What is asked: Check every line below for the word "emit" and copy the ones that have it.

[Stored data]
----
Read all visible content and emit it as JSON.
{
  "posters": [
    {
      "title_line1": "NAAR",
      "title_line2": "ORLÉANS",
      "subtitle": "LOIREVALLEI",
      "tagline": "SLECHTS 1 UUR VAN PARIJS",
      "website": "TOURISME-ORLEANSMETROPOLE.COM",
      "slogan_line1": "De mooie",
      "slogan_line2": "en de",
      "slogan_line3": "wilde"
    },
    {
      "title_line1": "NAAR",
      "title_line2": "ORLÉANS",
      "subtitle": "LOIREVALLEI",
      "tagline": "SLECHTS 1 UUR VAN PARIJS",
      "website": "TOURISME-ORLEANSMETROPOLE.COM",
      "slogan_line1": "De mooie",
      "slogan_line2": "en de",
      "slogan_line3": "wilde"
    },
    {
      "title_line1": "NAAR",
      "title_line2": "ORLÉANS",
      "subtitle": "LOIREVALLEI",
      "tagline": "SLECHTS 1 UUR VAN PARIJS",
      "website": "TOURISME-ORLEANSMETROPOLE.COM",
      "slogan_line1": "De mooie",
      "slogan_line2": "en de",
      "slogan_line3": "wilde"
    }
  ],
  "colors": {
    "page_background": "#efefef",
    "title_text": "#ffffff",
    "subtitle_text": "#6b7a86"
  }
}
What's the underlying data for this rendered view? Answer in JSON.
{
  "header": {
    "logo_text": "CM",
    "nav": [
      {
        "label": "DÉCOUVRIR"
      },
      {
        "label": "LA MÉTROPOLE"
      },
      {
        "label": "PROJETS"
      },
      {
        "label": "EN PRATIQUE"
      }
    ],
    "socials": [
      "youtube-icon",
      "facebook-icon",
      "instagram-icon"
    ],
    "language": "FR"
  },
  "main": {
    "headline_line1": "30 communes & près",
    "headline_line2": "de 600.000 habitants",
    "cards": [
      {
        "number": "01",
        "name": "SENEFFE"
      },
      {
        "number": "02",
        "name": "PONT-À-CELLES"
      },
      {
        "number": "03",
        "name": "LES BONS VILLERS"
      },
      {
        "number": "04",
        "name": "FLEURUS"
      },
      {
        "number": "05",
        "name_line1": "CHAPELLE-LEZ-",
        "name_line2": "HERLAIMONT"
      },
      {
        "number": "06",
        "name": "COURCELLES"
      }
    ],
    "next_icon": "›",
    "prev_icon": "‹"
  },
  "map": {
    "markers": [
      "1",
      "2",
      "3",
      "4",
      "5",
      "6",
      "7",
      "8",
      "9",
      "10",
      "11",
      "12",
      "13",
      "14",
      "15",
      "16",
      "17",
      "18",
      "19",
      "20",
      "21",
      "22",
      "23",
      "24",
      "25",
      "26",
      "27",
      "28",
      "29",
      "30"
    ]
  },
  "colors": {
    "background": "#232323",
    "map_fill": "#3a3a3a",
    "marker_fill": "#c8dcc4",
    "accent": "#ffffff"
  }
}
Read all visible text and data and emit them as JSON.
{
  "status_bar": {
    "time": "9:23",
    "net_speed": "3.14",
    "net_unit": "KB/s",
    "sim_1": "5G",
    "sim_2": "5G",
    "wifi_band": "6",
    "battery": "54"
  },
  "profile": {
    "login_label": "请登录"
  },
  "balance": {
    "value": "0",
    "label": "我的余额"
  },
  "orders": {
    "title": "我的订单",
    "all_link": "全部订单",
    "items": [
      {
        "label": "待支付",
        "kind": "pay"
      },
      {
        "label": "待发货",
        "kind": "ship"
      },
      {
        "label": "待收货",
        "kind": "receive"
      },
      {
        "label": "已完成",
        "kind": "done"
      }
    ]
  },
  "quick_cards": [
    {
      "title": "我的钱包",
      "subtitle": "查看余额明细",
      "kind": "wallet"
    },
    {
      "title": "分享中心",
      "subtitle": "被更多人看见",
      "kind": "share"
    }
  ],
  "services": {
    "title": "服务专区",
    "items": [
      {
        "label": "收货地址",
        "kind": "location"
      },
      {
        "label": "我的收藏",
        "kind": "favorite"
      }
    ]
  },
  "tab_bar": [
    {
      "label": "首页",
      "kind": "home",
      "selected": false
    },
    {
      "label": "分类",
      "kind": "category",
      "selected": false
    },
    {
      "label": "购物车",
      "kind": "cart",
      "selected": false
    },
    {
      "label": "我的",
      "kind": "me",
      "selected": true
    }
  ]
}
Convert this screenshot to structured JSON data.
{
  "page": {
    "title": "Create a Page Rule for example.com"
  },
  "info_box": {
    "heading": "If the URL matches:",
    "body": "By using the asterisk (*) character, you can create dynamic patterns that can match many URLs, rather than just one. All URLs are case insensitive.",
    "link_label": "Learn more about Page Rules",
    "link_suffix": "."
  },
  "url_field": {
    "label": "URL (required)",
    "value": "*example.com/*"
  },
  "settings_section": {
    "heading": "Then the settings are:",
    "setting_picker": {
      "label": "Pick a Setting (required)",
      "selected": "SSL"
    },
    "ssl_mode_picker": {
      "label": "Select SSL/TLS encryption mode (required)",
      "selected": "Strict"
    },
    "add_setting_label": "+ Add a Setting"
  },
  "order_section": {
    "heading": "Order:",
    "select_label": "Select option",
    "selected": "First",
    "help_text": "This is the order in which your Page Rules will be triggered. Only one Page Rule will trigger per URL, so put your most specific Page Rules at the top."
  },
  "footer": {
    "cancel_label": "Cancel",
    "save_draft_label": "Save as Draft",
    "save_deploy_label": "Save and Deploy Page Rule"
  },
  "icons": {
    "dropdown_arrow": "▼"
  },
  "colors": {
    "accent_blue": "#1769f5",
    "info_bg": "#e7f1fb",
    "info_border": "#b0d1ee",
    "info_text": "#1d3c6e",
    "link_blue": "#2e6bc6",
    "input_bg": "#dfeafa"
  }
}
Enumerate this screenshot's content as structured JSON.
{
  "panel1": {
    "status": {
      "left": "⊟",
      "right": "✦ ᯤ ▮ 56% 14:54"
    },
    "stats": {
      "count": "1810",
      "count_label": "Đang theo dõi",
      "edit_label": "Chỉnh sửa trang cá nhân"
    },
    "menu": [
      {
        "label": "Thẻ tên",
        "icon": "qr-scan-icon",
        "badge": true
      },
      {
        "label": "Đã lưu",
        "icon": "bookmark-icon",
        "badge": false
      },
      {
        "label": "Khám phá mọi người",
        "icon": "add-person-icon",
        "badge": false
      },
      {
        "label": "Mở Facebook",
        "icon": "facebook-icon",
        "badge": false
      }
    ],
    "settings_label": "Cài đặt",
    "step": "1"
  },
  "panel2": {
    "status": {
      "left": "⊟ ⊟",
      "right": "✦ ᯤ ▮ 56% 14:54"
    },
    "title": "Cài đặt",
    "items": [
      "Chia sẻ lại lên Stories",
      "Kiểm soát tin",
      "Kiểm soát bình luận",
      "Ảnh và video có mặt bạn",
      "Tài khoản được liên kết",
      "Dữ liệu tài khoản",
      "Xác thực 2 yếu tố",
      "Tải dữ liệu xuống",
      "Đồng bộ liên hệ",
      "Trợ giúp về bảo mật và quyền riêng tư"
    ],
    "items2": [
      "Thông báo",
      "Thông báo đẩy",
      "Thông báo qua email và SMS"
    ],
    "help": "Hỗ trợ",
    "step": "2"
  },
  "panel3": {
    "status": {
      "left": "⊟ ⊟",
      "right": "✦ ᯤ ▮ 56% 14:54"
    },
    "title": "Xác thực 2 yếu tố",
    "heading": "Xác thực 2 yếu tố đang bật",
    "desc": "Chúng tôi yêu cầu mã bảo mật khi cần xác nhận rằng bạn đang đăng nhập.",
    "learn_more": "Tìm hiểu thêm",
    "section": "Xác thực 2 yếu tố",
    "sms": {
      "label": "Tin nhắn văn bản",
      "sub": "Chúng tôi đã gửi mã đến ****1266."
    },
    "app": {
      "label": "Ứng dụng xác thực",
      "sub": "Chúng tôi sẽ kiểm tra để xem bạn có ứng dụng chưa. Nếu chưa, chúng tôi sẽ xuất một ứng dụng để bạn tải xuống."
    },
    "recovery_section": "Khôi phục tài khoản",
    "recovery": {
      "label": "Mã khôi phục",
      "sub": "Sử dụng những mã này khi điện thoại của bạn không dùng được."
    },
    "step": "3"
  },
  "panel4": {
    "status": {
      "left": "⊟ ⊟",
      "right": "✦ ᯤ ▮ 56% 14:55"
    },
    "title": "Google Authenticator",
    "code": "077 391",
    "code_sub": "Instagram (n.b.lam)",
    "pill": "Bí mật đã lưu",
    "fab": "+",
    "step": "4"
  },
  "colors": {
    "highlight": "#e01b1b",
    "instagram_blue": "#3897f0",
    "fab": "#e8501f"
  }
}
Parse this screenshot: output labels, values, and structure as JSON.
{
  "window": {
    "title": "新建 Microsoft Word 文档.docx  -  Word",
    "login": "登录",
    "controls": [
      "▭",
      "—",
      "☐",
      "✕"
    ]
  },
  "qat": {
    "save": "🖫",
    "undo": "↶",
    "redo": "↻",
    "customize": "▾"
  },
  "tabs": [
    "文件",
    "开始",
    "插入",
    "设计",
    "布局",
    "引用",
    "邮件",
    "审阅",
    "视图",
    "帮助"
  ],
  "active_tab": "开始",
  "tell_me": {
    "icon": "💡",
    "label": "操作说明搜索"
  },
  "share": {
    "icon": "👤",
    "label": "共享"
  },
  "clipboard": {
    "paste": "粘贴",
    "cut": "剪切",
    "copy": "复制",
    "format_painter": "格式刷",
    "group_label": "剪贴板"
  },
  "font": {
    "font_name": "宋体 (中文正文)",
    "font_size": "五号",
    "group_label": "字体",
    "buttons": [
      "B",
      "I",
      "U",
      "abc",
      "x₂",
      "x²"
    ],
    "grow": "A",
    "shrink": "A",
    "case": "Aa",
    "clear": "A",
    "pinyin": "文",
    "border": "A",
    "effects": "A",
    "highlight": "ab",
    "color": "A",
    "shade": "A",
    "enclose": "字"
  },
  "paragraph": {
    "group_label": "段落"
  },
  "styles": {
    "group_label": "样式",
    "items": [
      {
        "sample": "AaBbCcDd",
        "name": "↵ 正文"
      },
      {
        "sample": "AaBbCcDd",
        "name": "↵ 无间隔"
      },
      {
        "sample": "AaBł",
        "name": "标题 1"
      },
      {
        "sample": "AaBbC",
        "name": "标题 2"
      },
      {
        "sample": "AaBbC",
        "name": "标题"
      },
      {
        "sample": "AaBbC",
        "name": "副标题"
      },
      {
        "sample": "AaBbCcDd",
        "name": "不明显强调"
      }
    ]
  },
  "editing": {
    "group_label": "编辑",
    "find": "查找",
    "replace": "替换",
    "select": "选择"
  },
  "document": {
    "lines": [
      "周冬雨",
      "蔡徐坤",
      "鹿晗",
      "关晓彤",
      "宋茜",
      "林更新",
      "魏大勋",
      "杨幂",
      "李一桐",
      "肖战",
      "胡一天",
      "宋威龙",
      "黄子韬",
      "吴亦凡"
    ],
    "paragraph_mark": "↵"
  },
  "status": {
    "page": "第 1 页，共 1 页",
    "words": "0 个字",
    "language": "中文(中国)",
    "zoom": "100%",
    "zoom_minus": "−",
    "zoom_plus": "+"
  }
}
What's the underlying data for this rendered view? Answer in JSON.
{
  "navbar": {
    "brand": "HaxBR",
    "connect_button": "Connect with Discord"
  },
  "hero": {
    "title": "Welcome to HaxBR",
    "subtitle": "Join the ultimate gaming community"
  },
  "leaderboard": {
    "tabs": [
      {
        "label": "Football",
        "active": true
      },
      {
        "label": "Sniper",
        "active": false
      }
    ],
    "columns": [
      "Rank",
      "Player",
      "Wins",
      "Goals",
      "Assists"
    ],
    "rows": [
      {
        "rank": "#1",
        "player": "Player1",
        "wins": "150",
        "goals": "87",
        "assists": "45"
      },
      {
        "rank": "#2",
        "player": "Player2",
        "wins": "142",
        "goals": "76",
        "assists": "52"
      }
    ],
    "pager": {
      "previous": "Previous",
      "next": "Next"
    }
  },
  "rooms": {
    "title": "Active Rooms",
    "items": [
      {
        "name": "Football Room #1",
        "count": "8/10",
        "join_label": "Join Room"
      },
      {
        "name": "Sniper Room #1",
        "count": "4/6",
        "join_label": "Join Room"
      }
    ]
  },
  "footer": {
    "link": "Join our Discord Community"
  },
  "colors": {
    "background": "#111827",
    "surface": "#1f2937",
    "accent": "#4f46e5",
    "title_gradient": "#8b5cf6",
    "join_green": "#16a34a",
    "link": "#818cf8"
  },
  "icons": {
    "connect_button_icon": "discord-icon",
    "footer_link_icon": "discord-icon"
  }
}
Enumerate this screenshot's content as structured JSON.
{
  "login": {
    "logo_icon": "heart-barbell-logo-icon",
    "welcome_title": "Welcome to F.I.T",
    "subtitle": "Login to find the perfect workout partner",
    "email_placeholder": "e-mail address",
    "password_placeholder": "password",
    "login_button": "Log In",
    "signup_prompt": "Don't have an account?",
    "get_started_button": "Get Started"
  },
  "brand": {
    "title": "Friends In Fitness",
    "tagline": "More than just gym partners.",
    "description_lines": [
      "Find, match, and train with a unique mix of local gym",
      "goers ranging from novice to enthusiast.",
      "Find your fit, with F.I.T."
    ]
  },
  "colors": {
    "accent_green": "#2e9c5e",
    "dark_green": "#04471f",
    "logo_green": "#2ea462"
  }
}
----
Finished exercise:
Read all visible content and emit it as JSON.
Read all visible text and data and emit them as JSON.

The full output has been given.